As explained, the disorder is related to the conditions of the winter season, with shorter days, colder temperatures and lack of natural sunlight, influencing a person’s energy levels and overall mental and physical health, with the distinct lack of sunlight being a crucial factor.
Natural sunlight is an important element in any healthy lifestyle, being an invaluable source of vitamin D, as well as affecting a person’s serotonin levels and internal body clock.
The Club notes the following signals of SAD:
- Greater need for sleep
- Agitation or anxiety
- A loss of pleasure or interest in normal everyday activities
- Persistent low mood
- Less energy / fatigue
- Trouble concentrating
- Increased appetite / weight gain
- Becoming less sociable
To minimise the effects of SAD, there are many changes that can be made:
- Try to get as much sunlight as possible during the day. If this is not possible, a ‘light box’ that emits light similar to that of the sun can be beneficial.
- Include more vitamin D in your diet by eating vitamin rich foods, such as fish, oranges and eggs.
- Try to exercise for 30 minutes a day.
- Where possible, try to avoid stressful situations, and take steps to manage your stress levels.
The Club also advises seafarers to keep up-to-date on health initiatives to monitor their own physical and mental health. The Sailors’ Society Wellness at Sea App, for example, provides interactive challenges on each of the five elements of Wellness at Sea training: Social, Emotional, Physical, Intellectual and Spiritual wellness.App users receive daily feedback, which enables them to monitor their progress. In addition, SeafarerHelp is the free, multi-lingual helpline for seafarers and their families, that can provide help 24 hours a day.
════
◆ WHAT THE TASK ASKS ◆
From the passage on seasonal affective disorder, return word for word the part starting at "As explained, the" and ending at "internal body clock.".
════
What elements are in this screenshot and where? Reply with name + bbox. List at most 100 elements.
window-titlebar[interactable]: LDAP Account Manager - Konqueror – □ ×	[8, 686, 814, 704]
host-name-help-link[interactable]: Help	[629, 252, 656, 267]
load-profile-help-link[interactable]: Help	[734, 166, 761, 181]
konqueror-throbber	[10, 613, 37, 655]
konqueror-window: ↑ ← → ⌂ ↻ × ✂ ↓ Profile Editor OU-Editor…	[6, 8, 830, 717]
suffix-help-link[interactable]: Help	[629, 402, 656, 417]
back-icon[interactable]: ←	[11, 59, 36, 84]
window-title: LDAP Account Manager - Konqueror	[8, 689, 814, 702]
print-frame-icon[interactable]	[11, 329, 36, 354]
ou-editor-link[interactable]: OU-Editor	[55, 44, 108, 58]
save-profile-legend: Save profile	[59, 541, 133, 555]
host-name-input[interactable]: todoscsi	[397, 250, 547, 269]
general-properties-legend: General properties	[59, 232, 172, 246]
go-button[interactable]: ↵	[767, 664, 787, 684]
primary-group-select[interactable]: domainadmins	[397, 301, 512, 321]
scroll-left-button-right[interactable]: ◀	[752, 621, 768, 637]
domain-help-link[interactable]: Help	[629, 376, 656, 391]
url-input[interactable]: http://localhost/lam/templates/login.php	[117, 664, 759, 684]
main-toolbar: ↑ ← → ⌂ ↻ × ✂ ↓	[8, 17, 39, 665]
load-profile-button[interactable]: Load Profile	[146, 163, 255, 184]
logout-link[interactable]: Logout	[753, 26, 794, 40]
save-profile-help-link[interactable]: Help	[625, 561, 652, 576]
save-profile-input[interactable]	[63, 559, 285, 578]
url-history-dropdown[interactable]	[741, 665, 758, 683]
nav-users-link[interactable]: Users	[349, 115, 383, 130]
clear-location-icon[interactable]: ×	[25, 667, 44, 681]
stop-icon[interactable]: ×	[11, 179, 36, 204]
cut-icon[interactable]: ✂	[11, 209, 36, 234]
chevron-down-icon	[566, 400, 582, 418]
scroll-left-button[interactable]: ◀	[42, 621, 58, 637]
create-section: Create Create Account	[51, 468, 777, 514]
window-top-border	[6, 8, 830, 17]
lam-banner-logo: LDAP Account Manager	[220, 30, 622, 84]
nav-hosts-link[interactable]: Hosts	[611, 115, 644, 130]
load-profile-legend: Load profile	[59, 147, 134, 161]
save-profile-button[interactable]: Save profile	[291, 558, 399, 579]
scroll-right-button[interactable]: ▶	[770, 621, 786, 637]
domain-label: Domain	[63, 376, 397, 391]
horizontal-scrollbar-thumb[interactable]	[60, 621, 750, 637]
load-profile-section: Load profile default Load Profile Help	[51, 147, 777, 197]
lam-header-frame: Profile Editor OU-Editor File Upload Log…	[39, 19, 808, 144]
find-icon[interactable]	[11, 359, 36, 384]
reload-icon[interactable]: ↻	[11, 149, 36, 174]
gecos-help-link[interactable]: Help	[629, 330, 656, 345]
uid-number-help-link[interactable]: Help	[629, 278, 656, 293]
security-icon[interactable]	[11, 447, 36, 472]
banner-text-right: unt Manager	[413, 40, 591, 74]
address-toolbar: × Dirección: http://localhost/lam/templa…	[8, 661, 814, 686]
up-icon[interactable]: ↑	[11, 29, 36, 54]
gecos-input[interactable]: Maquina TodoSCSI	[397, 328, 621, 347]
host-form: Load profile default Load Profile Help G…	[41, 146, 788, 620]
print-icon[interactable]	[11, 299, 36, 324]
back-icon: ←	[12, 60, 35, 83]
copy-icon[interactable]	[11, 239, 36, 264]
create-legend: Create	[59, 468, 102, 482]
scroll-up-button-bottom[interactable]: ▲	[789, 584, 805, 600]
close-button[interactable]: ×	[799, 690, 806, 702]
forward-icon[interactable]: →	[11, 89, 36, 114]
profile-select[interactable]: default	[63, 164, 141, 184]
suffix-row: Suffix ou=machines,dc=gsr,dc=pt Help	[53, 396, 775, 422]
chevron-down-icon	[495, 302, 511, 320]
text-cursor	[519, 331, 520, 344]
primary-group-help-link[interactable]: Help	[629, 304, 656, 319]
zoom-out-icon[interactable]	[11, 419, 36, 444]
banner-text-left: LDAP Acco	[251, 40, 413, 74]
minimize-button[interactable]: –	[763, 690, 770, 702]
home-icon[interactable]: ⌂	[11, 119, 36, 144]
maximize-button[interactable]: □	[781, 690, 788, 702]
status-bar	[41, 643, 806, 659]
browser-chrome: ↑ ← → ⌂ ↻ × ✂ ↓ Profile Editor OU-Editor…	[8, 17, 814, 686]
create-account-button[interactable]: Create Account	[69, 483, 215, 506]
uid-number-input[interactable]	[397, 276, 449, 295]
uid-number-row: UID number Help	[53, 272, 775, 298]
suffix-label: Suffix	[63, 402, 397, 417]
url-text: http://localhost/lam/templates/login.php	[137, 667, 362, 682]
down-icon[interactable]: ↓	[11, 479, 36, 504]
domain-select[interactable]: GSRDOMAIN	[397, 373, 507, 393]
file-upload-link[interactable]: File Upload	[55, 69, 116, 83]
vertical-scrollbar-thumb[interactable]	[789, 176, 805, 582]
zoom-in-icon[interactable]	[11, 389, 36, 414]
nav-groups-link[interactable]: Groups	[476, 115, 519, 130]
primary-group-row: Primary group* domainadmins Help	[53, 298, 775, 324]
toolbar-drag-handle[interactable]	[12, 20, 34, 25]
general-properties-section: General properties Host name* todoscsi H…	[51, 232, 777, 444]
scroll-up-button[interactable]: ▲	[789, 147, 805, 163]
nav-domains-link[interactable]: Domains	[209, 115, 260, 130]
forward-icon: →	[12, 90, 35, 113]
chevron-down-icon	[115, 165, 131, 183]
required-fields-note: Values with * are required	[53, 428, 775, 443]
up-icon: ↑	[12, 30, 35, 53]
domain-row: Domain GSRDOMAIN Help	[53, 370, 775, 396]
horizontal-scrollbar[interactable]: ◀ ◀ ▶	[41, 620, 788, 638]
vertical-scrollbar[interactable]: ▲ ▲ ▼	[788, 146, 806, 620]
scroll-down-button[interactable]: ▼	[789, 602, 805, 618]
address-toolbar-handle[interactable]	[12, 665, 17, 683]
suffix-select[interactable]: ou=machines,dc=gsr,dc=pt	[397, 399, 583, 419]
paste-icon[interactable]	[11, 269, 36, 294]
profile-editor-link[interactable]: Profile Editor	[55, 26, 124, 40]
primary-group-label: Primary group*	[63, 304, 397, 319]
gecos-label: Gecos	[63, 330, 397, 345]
════
◆ RESULT OF THE EXERCISE ◆
As explained, the disorder is related to the conditions of the winter season, with shorter days, colder temperatures and lack of natural sunlight, influencing a person’s energy levels and overall mental and physical health, with the distinct lack of sunlight being a crucial factor.
Natural sunlight is an important element in any healthy lifestyle, being an invaluable source of vitamin D, as well as affecting a person’s serotonin levels and internal body clock.